_Exercise objective_.
Read the records below. Copy each line where the string "ತರಗತ" occurs.

Collected data entries
════════════════════

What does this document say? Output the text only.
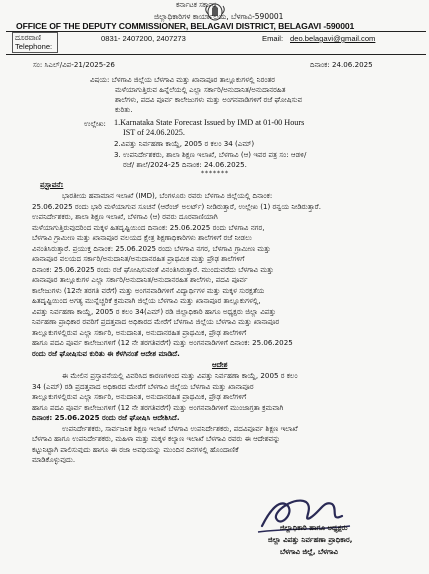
ಕರ್ನಾಟಕ ಸರ್ಕಾರ
ಜಿಲ್ಲಾಧಿಕಾರಿಗಳ ಕಾರ್ಯಾಲಯ, ಬೆಳಗಾವಿ-590001
OFFICE OF THE DEPUTY COMMISSIONER, BELAGAVI DISTRICT, BELAGAVI -590001
ದೂರವಾಣಿ
Telephone:
0831- 2407200, 2407273	Email: deo.belagavi@gmail.com
ಸಂ: ಸಿಎಲ್‌/ವಿಪ-21/2025-26	ದಿನಾಂಕ: 24.06.2025
ವಿಷಯ: ಬೆಳಗಾವಿ ಜಿಲ್ಲೆಯ ಬೆಳಗಾವಿ ಮತ್ತು ಖಾನಾಪೂರ ತಾಲ್ಲೂಕುಗಳಲ್ಲಿ ನಿರಂತರ
ಮಳೆಯಾಗುತ್ತಿರುವ ಹಿನ್ನೆಲೆಯಲ್ಲಿ ಎಲ್ಲಾ ಸರ್ಕಾರಿ/ಅನುದಾನಿತ/ಅನುದಾನರಹಿತ
ಶಾಲೆಗಳು, ಪದವಿ ಪೂರ್ವ ಕಾಲೇಜುಗಳು ಮತ್ತು ಅಂಗನವಾಡಿಗಳಿಗೆ ರಜೆ ಘೋಷಿಸುವ
ಕುರಿತು.
ಉಲ್ಲೇಖ: 1.Karnataka State Forecast Issued by IMD at 01-00 Hours
IST of 24.06.2025.
2.ವಿಪತ್ತು ನಿರ್ವಹಣಾ ಕಾಯ್ದೆ, 2005 ರ ಕಲಂ 34 (ಎಮ್)
3. ಉಪನಿರ್ದೇಶಕರು, ಶಾಲಾ ಶಿಕ್ಷಣ ಇಲಾಖೆ, ಬೆಳಗಾವಿ (ಆ) ಇವರ ಪತ್ರ ಸಂ: ಆಡಳಿ/
ರಜೆ/ ಶಾಲೆ/2024-25 ದಿನಾಂಕ: 24.06.2025.
*******
ಪ್ರಸ್ತಾವನೆ:
ಭಾರತೀಯ ಹವಾಮಾನ ಇಲಾಖೆ (IMD), ಬೆಂಗಳೂರು ರವರು ಬೆಳಗಾವಿ ಜಿಲ್ಲೆಯಲ್ಲಿ ದಿನಾಂಕ:
25.06.2025 ರಂದು ಭಾರಿ ಮಳೆಯಾಗುವ ಸೂಚನೆ (ಆರೆಂಜ್ ಅಲರ್ಟ್) ನೀಡಿರುತ್ತಾರೆ, ಉಲ್ಲೇಖ (1) ರನ್ವಯ ನೀಡಿರುತ್ತಾರೆ.
ಉಪನಿರ್ದೇಶಕರು, ಶಾಲಾ ಶಿಕ್ಷಣ ಇಲಾಖೆ, ಬೆಳಗಾವಿ (ಆ) ರವರು ದೂರವಾಣಿಯಾಗಿ
ಮಳೆಯಾಗುತ್ತಿರುವುದರಿಂದ ಮಕ್ಕಳ ಹಿತದೃಷ್ಟಿಯಿಂದ ದಿನಾಂಕ: 25.06.2025 ರಂದು ಬೆಳಗಾವಿ ನಗರ,
ಬೆಳಗಾವಿ ಗ್ರಾಮೀಣ ಮತ್ತು ಖಾನಾಪೂರ ವಲಯದ ಕ್ಷೇತ್ರ ಶಿಕ್ಷಣಾಧಿಕಾರಿಗಳು ಶಾಲೆಗಳಿಗೆ ರಜೆ ನೀಡಲು
ವಿನಂತಿಸಿರುತ್ತಾರೆ. ಪ್ರಯುಕ್ತ ದಿನಾಂಕ: 25.06.2025 ರಂದು ಬೆಳಗಾವಿ ನಗರ, ಬೆಳಗಾವಿ ಗ್ರಾಮೀಣ ಮತ್ತು
ಖಾನಾಪೂರ ವಲಯದ ಸರ್ಕಾರಿ/ಅನುದಾನಿತ/ಅನುದಾನರಹಿತ ಪ್ರಾಥಮಿಕ ಮತ್ತು ಪ್ರೌಢ ಶಾಲೆಗಳಿಗೆ
ದಿನಾಂಕ: 25.06.2025 ರಂದು ರಜೆ ಘೋಷಿಸುವಂತೆ ವಿನಂತಿಸಿರುತ್ತಾರೆ. ಮುಂದುವರೆದು ಬೆಳಗಾವಿ ಮತ್ತು
ಖಾನಾಪೂರ ತಾಲ್ಲೂಕುಗಳ ಎಲ್ಲಾ ಸರ್ಕಾರಿ/ಅನುದಾನಿತ/ಅನುದಾನರಹಿತ ಶಾಲೆಗಳು, ಪದವಿ ಪೂರ್ವ
ಕಾಲೇಜುಗಳು (12ನೇ ತರಗತಿ ವರೆಗೆ) ಮತ್ತು ಅಂಗನವಾಡಿಗಳಿಗೆ ವಿದ್ಯಾರ್ಥಿಗಳ ಮತ್ತು ಮಕ್ಕಳ ಸುರಕ್ಷತೆಯ
ಹಿತದೃಷ್ಟಿಯಿಂದ ಅಗತ್ಯ ಮುನ್ನೆಚ್ಚರಿಕೆ ಕ್ರಮವಾಗಿ ಜಿಲ್ಲೆಯ ಬೆಳಗಾವಿ ಮತ್ತು ಖಾನಾಪೂರ ತಾಲ್ಲೂಕುಗಳಲ್ಲಿ,
ವಿಪತ್ತು ನಿರ್ವಹಣಾ ಕಾಯ್ದೆ, 2005 ರ ಕಲಂ 34(ಎಮ್) ರಡಿ ಜಿಲ್ಲಾಧಿಕಾರಿ ಹಾಗೂ ಅಧ್ಯಕ್ಷರು ಜಿಲ್ಲಾ ವಿಪತ್ತು
ನಿರ್ವಹಣಾ ಪ್ರಾಧಿಕಾರ ರವರಿಗೆ ಪ್ರದತ್ತವಾದ ಅಧಿಕಾರದ ಮೇರೆಗೆ ಬೆಳಗಾವಿ ಜಿಲ್ಲೆಯ ಬೆಳಗಾವಿ ಮತ್ತು ಖಾನಾಪೂರ
ತಾಲ್ಲೂಕುಗಳಲ್ಲಿರುವ ಎಲ್ಲಾ ಸರ್ಕಾರಿ, ಅನುದಾನಿತ, ಅನುದಾನರಹಿತ ಪ್ರಾಥಮಿಕ, ಪ್ರೌಢ ಶಾಲೆಗಳಿಗೆ
ಹಾಗೂ ಪದವಿ ಪೂರ್ವ ಕಾಲೇಜುಗಳಿಗೆ (12 ನೇ ತರಗತಿವರೆಗೆ) ಮತ್ತು ಅಂಗನವಾಡಿಗಳಿಗೆ ದಿನಾಂಕ: 25.06.2025
ರಂದು ರಜೆ ಘೋಷಿಸುವ ಕುರಿತು ಈ ಕೆಳಗಿನಂತೆ ಆದೇಶ ಮಾಡಿದೆ.
ಆದೇಶ
ಈ ಮೇಲಿನ ಪ್ರಸ್ತಾವನೆಯಲ್ಲಿ ವಿವರಿಸಿದ ಕಾರಣಗಳಿಂದ ಮತ್ತು ವಿಪತ್ತು ನಿರ್ವಹಣಾ ಕಾಯ್ದೆ, 2005 ರ ಕಲಂ
34 (ಎಮ್) ರಡಿ ಪ್ರದತ್ತವಾದ ಅಧಿಕಾರದ ಮೇರೆಗೆ ಬೆಳಗಾವಿ ಜಿಲ್ಲೆಯ ಬೆಳಗಾವಿ ಮತ್ತು ಖಾನಾಪೂರ
ತಾಲ್ಲೂಕುಗಳಲ್ಲಿರುವ ಎಲ್ಲಾ ಸರ್ಕಾರಿ, ಅನುದಾನಿತ, ಅನುದಾನರಹಿತ ಪ್ರಾಥಮಿಕ, ಪ್ರೌಢ ಶಾಲೆಗಳಿಗೆ
ಹಾಗೂ ಪದವಿ ಪೂರ್ವ ಕಾಲೇಜುಗಳಿಗೆ (12 ನೇ ತರಗತಿವರೆಗೆ) ಮತ್ತು ಅಂಗನವಾಡಿಗಳಿಗೆ ಮುಂಜಾಗ್ರತಾ ಕ್ರಮವಾಗಿ
ದಿನಾಂಕ: 25.06.2025 ರಂದು ರಜೆ ಘೋಷಿಸಿ ಆದೇಶಿಸಿದೆ.
ಉಪನಿರ್ದೇಶಕರು, ಸಾರ್ವಜನಿಕ ಶಿಕ್ಷಣ ಇಲಾಖೆ ಬೆಳಗಾವಿ ಉಪನಿರ್ದೇಶಕರು, ಪದವಿಪೂರ್ವ ಶಿಕ್ಷಣ ಇಲಾಖೆ
ಬೆಳಗಾವಿ ಹಾಗೂ ಉಪನಿರ್ದೇಶಕರು, ಮಹಿಳಾ ಮತ್ತು ಮಕ್ಕಳ ಕಲ್ಯಾಣ ಇಲಾಖೆ ಬೆಳಗಾವಿ ರವರು ಈ ಆದೇಶವನ್ನು
ಕಟ್ಟುನಿಟ್ಟಾಗಿ ಪಾಲಿಸುವುದು ಹಾಗೂ ಈ ರಜಾ ಅವಧಿಯನ್ನು ಮುಂದಿನ ದಿನಗಳಲ್ಲಿ ಹೊಂದಾಣಿಕೆ
ಮಾಡಿಕೊಳ್ಳುವುದು.
ಜಿಲ್ಲಾಧಿಕಾರಿ ಹಾಗೂ ಅಧ್ಯಕ್ಷರು
ಜಿಲ್ಲಾ ವಿಪತ್ತು ನಿರ್ವಹಣಾ ಪ್ರಾಧಿಕಾರ,
ಬೆಳಗಾವಿ ಜಿಲ್ಲೆ, ಬೆಳಗಾವಿ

════════════════════

_Output for this exercise_.
ಕಾಲೇಜುಗಳು (12ನೇ ತರಗತಿ ವರೆಗೆ) ಮತ್ತು ಅಂಗನವಾಡಿಗಳಿಗೆ ವಿದ್ಯಾರ್ಥಿಗಳ ಮತ್ತು ಮಕ್ಕಳ ಸುರಕ್ಷತೆಯ
ಹಾಗೂ ಪದವಿ ಪೂರ್ವ ಕಾಲೇಜುಗಳಿಗೆ (12 ನೇ ತರಗತಿವರೆಗೆ) ಮತ್ತು ಅಂಗನವಾಡಿಗಳಿಗೆ ದಿನಾಂಕ: 25.06.2025
ಹಾಗೂ ಪದವಿ ಪೂರ್ವ ಕಾಲೇಜುಗಳಿಗೆ (12 ನೇ ತರಗತಿವರೆಗೆ) ಮತ್ತು ಅಂಗನವಾಡಿಗಳಿಗೆ ಮುಂಜಾಗ್ರತಾ ಕ್ರಮವಾಗಿ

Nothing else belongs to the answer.